▶ Instruction
Can you reproduce, word for word, the part of the hyparxis text below that opens with the words containing "What matters here" and closes with "have ever encountered."?

▶ Given text
§ §

If, by the end, you find yourself looking at your own life with slightly different eyes, noticing the moments when genuine choice flickers before the habitual pattern takes over, then this post has done its work.

Maybe it happened in a psilocybin ceremony, when the boundaries of your identity softened, and you glimpsed who you are beneath the performance. Maybe at the bedside of someone dying. Maybe in the kind of grief I explored in Grief and the Path Back to Ourselves, where loss cracks the floor of your identity and lets you see all the way down.

For me, it happened most profoundly in Berlin, decades ago. Something opened without warning. No substance. No teacher. A spontaneous shift in which the world revealed itself as vastly more alive than I had been taught to believe. The experience lasted months, vast and timeless yet concentrated to a single quality of aliveness. It reshaped everything that followed. I will tell that story another time.

What matters here is that I have lived inside this dimension many times, with and without the sacrament, and I know its texture from the inside. It is momentary in clock time. It feels infinite. And it is the most real thing I have ever encountered.

The word comes from a lineage of philosophy I have studied and practiced with devotion, and it shapes how I work as a psychedelic guide and integration coach. It is also the name of the company through which I do this work. Hyparxis.

A Word Older Than Philosophy

The Greek word ὕπαρξις appears in the writings of the Neoplatonists, the last great philosophers of the ancient world. Its roots are hypo (beneath) and arche (origin, first principle). What lies beneath the beginning.

Proclus, writing in 5th-century Athens, used hyparxis to describe the essential nature of each level of reality. Not appearance. Mode of being. Damascius, the last head of Plato's Academy, pushed further: hyparxis as the pure fact of being-there before any qualities arise. Existence before essence. A philosopher might say: the ground from which all becoming springs forth. A poet might say: the stillness that holds every possible movement.

Fifteen centuries later, a British mathematician named J.G. Bennett picked up the word and gave it a meaning no Greek philosopher had imagined. Bennett was a student of G.I. Gurdjieff and a teacher in the Fourth Way tradition, a path of inner development that works through ordinary life rather than withdrawal from it. The Fourth Way teaches that most human beings are asleep to their own potential, not because they lack capacity, but because they have never been shown how to access it. His thinking shaped my own path long before I became a guide.

§ §

▶ Stored rows
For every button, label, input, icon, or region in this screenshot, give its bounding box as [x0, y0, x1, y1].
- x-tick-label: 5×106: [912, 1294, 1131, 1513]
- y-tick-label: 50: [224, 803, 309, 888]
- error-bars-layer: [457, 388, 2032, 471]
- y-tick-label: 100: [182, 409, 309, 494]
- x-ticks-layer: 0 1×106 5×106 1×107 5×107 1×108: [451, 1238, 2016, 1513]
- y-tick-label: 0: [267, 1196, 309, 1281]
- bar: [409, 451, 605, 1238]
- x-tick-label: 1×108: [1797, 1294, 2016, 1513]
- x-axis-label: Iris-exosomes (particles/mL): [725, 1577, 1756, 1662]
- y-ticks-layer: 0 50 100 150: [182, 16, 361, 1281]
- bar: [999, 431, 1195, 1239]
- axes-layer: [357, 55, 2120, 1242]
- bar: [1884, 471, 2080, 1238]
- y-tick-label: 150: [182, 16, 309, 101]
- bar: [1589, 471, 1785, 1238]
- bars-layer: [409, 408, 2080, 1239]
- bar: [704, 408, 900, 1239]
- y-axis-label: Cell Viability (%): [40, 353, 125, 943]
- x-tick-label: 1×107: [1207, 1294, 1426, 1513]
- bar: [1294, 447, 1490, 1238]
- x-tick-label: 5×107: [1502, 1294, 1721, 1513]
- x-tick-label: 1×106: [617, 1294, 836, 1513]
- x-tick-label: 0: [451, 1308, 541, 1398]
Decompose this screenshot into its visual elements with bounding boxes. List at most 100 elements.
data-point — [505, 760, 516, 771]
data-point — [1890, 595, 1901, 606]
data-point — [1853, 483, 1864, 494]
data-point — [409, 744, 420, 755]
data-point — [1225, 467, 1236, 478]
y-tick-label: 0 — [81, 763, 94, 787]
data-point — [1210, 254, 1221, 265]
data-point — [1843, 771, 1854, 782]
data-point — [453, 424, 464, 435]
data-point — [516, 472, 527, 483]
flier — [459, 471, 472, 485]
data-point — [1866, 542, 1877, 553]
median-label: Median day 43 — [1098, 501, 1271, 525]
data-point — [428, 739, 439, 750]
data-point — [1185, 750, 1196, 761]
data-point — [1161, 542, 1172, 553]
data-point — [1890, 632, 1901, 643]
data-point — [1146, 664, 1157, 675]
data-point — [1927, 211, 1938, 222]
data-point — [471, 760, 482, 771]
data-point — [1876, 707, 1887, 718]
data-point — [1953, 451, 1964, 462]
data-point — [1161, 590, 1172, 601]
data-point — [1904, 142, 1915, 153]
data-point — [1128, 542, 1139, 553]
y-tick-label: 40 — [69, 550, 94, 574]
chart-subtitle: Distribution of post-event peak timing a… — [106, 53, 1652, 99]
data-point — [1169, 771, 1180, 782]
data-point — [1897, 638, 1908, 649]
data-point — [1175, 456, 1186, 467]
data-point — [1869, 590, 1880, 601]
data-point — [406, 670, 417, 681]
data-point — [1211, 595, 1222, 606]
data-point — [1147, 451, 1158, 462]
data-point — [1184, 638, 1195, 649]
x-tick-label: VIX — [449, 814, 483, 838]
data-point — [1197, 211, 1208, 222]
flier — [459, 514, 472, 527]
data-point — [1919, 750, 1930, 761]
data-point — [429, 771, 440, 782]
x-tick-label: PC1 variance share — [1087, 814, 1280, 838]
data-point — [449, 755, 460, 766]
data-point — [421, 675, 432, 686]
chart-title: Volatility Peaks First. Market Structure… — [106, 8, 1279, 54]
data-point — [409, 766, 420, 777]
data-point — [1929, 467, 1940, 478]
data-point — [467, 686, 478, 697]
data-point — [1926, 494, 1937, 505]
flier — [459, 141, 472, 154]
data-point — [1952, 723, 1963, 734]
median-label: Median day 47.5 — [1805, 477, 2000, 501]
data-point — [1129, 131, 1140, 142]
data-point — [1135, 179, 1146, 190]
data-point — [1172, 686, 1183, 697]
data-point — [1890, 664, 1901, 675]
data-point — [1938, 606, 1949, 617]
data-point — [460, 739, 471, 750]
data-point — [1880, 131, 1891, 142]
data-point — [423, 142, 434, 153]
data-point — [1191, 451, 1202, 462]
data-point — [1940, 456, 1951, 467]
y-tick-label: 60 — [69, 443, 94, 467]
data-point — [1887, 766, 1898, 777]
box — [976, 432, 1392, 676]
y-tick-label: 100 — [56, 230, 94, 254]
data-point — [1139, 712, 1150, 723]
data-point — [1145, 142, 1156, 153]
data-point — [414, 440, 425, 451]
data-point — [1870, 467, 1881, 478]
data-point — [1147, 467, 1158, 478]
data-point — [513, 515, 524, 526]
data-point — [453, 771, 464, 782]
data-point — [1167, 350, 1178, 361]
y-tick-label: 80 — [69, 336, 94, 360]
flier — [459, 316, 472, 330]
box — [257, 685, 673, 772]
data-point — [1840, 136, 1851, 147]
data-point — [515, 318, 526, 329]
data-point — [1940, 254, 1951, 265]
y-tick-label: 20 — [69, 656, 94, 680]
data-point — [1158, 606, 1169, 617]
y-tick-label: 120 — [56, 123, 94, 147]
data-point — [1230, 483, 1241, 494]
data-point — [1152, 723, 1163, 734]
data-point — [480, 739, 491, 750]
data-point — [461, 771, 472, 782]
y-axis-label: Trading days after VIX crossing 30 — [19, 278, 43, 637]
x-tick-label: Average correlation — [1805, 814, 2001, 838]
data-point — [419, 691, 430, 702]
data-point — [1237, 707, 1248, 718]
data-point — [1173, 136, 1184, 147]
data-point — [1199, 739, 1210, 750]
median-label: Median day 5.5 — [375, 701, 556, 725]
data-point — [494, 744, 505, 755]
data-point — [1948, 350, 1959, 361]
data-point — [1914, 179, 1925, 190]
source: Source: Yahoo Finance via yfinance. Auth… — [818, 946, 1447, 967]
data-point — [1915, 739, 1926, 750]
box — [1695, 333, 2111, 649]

§ §

▶ Task result
What matters here is that I have lived inside this dimension many times, with and without the sacrament, and I know its texture from the inside. It is momentary in clock time. It feels infinite. And it is the most real thing I have ever encountered.